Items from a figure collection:
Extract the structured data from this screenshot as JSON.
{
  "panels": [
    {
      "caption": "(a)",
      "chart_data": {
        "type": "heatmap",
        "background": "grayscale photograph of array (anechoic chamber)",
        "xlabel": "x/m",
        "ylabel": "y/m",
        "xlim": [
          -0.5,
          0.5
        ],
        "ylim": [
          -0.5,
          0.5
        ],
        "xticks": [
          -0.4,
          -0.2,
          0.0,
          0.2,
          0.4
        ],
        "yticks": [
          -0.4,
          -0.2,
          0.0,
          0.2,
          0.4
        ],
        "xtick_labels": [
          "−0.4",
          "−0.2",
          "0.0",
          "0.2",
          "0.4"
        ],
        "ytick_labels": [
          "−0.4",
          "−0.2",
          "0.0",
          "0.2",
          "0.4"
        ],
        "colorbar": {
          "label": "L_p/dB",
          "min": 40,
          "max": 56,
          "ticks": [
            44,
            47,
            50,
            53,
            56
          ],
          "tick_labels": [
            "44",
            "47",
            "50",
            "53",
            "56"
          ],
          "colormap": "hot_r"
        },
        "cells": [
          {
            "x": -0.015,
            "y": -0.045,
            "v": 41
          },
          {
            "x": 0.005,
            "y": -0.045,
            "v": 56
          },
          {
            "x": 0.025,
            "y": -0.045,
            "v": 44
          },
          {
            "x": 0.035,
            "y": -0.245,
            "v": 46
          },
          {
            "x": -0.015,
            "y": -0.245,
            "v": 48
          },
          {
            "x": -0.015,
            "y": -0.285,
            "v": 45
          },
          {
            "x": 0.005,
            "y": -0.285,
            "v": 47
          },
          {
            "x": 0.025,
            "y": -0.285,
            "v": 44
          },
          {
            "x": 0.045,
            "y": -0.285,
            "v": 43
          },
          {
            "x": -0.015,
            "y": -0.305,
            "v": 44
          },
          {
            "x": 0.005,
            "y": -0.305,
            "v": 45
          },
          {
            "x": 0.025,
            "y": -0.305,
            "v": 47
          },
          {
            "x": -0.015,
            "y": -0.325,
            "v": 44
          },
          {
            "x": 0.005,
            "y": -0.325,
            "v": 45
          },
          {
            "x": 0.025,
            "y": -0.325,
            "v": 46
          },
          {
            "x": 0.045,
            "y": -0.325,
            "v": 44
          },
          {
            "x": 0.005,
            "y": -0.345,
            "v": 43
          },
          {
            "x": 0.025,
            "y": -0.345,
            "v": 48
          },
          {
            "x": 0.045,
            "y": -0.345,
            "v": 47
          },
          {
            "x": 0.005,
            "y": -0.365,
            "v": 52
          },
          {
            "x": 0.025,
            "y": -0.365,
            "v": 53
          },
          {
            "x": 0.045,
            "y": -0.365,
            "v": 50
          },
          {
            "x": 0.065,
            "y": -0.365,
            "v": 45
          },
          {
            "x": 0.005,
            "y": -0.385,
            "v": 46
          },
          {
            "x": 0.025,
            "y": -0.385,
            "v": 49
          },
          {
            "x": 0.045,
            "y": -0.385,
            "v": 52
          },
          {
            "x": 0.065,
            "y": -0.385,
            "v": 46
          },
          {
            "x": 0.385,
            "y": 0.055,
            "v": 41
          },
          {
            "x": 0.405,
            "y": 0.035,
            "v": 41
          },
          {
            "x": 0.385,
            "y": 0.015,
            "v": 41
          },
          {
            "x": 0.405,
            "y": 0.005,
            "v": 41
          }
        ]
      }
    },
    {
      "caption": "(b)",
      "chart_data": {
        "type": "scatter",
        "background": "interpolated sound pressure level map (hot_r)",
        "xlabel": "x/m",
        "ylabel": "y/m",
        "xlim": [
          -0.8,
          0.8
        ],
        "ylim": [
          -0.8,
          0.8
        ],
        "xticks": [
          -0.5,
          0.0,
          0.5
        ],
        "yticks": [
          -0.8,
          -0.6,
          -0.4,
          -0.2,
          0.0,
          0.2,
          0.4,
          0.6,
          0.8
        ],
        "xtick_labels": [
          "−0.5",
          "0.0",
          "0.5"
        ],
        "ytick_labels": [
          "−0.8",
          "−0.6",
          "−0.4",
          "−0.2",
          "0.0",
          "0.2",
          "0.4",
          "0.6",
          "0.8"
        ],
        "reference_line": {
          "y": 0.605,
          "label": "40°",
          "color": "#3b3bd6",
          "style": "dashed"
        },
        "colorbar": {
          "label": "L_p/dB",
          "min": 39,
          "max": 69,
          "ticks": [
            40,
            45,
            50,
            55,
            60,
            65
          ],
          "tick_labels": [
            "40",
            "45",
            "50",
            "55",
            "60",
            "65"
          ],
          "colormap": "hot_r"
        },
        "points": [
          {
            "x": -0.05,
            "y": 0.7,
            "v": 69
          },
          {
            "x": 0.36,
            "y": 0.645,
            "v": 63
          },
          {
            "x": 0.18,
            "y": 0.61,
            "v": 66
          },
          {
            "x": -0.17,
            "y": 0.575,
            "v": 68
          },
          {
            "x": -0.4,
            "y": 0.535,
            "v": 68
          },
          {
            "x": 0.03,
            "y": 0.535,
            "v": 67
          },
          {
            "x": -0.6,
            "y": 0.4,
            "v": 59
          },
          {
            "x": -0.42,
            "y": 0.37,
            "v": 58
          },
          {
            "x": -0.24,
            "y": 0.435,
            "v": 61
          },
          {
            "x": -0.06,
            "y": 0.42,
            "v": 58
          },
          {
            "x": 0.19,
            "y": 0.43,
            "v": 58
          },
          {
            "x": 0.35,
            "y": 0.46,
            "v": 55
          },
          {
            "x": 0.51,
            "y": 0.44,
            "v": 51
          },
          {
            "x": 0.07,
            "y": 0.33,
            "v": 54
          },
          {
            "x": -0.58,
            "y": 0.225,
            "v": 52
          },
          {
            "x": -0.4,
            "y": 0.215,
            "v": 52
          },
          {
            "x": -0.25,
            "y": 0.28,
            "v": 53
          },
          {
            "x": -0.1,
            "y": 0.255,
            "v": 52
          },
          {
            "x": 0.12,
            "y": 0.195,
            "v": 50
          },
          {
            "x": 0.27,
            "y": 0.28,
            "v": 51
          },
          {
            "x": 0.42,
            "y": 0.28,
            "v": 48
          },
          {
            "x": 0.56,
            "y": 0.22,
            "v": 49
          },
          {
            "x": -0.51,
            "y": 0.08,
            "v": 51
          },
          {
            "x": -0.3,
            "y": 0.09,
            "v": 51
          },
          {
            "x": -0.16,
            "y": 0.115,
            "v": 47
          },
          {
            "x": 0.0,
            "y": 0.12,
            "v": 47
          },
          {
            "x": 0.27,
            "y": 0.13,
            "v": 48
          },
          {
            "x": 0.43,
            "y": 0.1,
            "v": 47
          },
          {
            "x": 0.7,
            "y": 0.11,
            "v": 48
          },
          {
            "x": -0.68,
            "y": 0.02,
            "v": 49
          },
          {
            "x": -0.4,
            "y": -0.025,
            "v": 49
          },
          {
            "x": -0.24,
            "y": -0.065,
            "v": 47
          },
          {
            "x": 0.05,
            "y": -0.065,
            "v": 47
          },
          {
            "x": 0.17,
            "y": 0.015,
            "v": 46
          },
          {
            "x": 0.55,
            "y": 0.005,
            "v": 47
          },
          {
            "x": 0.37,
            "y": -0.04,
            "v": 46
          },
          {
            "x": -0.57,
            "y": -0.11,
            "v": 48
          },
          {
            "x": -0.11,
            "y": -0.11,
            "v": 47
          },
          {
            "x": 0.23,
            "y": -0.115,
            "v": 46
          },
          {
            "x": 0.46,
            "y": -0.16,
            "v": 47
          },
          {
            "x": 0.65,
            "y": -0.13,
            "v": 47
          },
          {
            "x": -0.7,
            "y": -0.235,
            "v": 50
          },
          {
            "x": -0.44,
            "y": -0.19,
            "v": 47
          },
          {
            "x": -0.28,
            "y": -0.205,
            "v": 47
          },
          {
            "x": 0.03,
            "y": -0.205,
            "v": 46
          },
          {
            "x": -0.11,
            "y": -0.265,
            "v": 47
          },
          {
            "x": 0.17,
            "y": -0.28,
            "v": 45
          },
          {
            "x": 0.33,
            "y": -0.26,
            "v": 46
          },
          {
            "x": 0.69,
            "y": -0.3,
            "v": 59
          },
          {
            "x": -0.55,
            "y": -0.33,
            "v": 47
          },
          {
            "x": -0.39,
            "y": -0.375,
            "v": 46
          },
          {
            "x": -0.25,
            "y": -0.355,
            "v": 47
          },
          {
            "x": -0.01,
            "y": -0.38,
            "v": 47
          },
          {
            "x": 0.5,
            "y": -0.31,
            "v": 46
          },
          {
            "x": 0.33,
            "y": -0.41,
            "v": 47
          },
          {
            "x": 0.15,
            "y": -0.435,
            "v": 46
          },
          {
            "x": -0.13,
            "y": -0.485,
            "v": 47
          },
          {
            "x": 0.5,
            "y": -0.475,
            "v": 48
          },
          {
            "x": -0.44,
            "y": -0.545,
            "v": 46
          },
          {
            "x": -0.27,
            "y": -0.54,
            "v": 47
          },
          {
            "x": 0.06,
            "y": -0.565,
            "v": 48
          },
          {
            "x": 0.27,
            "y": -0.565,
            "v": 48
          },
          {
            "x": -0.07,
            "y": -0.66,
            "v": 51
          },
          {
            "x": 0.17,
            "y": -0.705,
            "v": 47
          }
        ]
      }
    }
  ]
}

■ **Stated exercise**:
Read the entries above, then pull out the lines that include "background".

■ **Finished exercise**:
        "background": "grayscale photograph of array (anechoic chamber)",
        "background": "interpolated sound pressure level map (hot_r)",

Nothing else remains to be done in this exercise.